** START Data records **

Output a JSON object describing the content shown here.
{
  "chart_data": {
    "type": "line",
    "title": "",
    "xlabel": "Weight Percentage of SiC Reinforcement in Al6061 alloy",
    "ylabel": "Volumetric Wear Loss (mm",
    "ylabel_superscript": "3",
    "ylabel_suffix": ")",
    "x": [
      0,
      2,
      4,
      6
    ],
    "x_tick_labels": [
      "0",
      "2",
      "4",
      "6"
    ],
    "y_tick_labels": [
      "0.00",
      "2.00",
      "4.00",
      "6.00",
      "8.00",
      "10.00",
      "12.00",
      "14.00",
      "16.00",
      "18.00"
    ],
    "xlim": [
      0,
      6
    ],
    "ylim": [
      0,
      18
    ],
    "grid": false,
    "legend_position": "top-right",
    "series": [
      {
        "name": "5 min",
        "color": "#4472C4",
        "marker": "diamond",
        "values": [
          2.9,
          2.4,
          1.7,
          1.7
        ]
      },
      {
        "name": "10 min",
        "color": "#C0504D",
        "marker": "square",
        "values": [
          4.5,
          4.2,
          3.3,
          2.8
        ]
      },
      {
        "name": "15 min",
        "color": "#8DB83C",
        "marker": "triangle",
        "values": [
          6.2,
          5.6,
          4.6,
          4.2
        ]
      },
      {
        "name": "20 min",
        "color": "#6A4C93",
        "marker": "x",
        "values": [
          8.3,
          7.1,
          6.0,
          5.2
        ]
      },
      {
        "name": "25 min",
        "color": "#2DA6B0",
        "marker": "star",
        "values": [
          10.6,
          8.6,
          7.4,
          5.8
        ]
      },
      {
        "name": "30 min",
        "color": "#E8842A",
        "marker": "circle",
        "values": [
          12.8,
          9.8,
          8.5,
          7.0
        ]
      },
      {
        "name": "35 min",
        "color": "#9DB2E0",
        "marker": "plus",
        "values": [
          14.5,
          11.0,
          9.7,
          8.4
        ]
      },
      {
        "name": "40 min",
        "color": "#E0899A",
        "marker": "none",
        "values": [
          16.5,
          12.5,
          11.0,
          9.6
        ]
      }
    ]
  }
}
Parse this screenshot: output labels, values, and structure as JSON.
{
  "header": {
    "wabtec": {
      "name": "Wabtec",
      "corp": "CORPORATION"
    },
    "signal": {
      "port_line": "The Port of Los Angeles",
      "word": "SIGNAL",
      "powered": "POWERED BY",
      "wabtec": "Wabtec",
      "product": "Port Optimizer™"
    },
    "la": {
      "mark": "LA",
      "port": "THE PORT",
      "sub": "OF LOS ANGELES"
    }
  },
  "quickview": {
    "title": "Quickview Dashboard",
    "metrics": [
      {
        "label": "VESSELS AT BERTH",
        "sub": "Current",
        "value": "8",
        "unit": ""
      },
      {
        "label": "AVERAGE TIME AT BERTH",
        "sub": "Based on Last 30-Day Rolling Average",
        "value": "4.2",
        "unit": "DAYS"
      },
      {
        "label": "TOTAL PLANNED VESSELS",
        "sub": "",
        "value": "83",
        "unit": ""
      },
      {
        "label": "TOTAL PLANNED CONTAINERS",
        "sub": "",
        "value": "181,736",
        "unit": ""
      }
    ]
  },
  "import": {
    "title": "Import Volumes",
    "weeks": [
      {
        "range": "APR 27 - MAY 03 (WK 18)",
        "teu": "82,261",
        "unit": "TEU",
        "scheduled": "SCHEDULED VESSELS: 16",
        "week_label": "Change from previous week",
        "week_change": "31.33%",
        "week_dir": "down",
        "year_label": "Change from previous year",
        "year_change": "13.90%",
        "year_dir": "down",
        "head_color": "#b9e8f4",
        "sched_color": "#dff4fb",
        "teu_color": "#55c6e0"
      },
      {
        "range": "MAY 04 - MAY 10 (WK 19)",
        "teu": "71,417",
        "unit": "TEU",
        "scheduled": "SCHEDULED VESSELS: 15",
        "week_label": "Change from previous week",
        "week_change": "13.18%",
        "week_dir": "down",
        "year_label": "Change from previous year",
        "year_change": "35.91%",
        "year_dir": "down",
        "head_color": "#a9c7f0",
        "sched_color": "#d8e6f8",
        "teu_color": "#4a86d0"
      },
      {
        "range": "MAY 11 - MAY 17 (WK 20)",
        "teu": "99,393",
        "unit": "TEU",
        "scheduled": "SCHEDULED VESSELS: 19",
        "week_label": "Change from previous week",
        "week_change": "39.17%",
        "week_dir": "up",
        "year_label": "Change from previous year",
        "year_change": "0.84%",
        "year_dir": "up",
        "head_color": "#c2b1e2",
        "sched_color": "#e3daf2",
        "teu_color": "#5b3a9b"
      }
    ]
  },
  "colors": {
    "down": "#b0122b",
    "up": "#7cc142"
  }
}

** END Data records **

** To be done **
Search the listing for the string "PLANNED". Copy each line where it turns up.

** Completed task **
        "label": "TOTAL PLANNED VESSELS",
        "label": "TOTAL PLANNED CONTAINERS",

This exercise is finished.